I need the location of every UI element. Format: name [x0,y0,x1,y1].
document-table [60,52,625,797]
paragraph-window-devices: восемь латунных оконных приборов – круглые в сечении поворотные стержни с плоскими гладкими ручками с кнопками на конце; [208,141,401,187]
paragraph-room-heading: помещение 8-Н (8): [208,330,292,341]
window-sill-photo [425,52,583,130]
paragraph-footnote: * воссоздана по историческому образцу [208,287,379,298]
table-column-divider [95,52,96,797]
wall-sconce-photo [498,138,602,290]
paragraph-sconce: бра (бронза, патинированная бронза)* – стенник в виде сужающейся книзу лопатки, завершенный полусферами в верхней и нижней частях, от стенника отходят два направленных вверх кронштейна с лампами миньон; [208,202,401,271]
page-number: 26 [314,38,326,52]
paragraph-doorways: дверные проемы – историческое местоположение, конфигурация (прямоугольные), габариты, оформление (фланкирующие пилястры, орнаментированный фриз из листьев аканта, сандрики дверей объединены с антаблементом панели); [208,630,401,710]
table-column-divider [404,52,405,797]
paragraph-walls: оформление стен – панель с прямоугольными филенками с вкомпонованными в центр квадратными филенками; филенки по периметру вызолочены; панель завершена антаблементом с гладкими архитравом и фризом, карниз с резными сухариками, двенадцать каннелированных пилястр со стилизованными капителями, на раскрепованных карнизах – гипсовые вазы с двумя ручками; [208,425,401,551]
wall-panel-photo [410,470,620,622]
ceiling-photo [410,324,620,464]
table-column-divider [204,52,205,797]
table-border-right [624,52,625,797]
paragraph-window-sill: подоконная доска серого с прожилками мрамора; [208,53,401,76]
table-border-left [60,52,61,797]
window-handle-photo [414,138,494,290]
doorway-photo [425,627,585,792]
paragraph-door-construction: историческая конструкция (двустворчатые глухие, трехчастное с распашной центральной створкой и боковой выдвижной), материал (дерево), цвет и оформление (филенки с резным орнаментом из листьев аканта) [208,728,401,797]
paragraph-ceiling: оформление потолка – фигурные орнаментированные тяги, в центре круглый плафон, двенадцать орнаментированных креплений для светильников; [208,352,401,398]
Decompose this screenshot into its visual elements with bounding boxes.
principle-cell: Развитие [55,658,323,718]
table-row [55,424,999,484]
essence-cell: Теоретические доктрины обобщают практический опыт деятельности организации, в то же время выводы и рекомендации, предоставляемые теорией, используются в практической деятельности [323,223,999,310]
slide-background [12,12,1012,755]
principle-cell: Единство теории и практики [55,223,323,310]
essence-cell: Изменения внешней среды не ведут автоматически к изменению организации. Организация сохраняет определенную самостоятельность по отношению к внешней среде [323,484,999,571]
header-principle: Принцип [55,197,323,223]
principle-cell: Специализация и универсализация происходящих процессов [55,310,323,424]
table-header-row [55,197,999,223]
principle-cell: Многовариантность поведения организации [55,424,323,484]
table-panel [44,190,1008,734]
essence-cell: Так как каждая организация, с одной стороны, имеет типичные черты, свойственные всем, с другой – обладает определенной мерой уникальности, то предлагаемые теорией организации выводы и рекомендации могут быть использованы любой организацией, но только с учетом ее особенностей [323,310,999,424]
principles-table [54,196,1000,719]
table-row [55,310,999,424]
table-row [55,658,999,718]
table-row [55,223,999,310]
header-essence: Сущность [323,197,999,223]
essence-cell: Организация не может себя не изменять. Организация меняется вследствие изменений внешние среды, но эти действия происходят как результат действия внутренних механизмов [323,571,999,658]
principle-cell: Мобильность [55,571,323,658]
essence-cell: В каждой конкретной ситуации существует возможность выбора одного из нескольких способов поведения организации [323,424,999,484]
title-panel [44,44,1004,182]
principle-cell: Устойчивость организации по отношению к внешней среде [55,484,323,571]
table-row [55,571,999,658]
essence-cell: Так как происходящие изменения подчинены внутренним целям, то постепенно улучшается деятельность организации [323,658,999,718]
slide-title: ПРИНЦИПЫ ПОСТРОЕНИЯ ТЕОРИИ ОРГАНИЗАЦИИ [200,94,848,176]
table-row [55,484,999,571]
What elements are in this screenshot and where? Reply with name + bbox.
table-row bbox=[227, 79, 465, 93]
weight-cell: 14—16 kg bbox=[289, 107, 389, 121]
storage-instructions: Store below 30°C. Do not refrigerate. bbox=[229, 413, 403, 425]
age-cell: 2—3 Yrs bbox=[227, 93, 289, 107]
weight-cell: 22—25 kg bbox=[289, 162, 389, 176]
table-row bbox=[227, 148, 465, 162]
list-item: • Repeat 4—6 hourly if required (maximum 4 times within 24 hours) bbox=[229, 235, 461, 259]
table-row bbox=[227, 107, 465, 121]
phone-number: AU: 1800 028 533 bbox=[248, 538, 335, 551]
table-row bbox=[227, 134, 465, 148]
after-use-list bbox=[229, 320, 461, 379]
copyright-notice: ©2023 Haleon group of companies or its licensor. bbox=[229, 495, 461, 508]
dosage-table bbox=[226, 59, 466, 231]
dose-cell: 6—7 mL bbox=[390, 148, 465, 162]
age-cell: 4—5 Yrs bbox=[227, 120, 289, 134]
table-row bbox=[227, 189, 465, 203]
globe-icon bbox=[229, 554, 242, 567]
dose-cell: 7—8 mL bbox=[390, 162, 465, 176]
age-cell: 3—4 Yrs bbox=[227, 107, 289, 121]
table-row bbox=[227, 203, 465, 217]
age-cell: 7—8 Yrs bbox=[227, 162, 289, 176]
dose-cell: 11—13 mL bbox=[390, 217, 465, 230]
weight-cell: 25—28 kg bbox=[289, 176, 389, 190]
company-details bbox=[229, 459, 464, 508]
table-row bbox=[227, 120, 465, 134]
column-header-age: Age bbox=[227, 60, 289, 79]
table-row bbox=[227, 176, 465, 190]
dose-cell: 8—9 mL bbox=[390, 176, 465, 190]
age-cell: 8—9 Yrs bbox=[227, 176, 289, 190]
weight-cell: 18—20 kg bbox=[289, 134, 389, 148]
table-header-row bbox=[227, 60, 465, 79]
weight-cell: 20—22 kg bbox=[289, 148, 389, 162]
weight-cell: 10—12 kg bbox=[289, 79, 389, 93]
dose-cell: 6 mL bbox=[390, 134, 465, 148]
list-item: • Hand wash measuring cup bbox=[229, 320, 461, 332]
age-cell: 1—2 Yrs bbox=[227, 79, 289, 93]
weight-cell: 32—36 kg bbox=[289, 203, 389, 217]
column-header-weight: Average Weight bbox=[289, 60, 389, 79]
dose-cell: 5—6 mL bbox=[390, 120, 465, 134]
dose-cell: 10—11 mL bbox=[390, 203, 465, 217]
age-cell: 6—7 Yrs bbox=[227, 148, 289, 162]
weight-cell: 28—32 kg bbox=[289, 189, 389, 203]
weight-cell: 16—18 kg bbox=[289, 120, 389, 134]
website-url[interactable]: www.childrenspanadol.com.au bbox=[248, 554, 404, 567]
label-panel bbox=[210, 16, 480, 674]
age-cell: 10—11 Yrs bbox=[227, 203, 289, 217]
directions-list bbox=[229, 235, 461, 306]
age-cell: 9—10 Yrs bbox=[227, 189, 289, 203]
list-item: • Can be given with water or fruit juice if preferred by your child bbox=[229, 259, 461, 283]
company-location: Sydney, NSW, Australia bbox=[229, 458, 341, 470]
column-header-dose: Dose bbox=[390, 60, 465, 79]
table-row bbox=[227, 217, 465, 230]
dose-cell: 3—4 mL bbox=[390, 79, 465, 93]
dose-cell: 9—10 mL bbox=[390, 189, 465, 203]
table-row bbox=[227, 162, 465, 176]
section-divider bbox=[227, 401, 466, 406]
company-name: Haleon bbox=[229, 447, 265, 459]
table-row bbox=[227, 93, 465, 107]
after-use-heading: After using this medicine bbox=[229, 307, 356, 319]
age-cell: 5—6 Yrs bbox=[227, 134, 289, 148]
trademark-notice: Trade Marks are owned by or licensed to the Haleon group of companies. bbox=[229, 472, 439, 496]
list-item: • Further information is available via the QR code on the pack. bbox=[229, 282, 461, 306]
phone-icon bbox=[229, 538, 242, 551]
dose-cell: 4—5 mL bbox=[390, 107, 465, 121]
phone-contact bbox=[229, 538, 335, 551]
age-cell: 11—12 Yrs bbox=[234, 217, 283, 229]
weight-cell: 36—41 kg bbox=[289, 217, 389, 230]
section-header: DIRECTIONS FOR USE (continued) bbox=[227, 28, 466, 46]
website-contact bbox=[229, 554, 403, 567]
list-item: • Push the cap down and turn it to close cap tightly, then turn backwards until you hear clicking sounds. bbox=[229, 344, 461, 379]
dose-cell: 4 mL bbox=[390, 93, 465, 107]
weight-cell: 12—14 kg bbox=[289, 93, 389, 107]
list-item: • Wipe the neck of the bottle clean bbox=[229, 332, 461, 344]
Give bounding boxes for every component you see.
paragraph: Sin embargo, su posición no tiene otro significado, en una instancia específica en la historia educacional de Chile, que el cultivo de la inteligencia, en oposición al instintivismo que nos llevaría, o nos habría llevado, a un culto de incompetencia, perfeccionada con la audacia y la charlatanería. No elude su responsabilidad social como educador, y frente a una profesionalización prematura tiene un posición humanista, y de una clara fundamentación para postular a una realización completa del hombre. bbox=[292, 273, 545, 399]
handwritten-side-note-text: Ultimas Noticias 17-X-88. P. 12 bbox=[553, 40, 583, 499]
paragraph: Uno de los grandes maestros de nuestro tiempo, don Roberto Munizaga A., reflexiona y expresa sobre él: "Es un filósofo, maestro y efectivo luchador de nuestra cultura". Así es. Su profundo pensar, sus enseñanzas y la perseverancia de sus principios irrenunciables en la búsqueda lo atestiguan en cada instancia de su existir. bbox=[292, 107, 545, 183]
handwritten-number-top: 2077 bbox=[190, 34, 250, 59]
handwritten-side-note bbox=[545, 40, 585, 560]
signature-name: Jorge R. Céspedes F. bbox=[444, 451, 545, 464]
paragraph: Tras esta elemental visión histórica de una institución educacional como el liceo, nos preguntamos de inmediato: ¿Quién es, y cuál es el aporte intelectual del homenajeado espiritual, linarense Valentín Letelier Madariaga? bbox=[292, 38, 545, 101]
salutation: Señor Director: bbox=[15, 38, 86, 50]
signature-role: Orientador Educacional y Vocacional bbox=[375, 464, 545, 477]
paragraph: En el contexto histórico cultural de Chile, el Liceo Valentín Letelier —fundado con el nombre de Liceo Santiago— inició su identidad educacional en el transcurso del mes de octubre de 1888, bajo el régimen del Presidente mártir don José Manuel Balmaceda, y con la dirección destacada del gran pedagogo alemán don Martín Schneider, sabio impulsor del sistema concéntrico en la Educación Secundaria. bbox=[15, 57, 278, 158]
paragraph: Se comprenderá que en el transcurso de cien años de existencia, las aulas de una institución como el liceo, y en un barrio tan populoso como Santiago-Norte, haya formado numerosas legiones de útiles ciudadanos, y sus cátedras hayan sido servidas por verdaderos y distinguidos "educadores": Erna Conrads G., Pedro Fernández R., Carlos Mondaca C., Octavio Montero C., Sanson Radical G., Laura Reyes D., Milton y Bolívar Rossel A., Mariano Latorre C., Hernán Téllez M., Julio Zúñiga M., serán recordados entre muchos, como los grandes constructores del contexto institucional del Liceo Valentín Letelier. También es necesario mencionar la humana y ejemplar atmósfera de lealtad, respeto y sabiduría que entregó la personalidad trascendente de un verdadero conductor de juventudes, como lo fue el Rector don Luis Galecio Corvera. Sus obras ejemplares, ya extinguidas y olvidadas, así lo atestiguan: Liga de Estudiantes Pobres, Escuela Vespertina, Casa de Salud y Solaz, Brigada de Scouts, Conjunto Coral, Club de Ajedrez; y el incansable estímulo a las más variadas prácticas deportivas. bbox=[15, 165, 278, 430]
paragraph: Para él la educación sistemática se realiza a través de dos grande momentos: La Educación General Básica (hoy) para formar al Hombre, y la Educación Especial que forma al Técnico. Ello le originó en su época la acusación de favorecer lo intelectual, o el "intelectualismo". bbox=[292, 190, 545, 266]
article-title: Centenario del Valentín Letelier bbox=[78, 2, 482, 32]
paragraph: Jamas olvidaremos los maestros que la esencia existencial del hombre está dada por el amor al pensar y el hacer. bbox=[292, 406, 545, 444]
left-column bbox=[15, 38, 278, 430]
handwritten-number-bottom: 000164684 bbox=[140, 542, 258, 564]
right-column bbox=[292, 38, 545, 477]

REQUIRED WORK: Reproduce the data word for word, from the first line up to and including the line with "window-handle-photo [414,138,494,290]".

ANSWER:
I need the location of every UI element. Format: name [x0,y0,x1,y1].
document-table [60,52,625,797]
paragraph-window-devices: восемь латунных оконных приборов – круглые в сечении поворотные стержни с плоскими гладкими ручками с кнопками на конце; [208,141,401,187]
paragraph-room-heading: помещение 8-Н (8): [208,330,292,341]
window-sill-photo [425,52,583,130]
paragraph-footnote: * воссоздана по историческому образцу [208,287,379,298]
table-column-divider [95,52,96,797]
wall-sconce-photo [498,138,602,290]
paragraph-sconce: бра (бронза, патинированная бронза)* – стенник в виде сужающейся книзу лопатки, завершенный полусферами в верхней и нижней частях, от стенника отходят два направленных вверх кронштейна с лампами миньон; [208,202,401,271]
page-number: 26 [314,38,326,52]
paragraph-doorways: дверные проемы – историческое местоположение, конфигурация (прямоугольные), габариты, оформление (фланкирующие пилястры, орнаментированный фриз из листьев аканта, сандрики дверей объединены с антаблементом панели); [208,630,401,710]
table-column-divider [404,52,405,797]
paragraph-walls: оформление стен – панель с прямоугольными филенками с вкомпонованными в центр квадратными филенками; филенки по периметру вызолочены; панель завершена антаблементом с гладкими архитравом и фризом, карниз с резными сухариками, двенадцать каннелированных пилястр со стилизованными капителями, на раскрепованных карнизах – гипсовые вазы с двумя ручками; [208,425,401,551]
wall-panel-photo [410,470,620,622]
ceiling-photo [410,324,620,464]
table-column-divider [204,52,205,797]
table-border-right [624,52,625,797]
paragraph-window-sill: подоконная доска серого с прожилками мрамора; [208,53,401,76]
table-border-left [60,52,61,797]
window-handle-photo [414,138,494,290]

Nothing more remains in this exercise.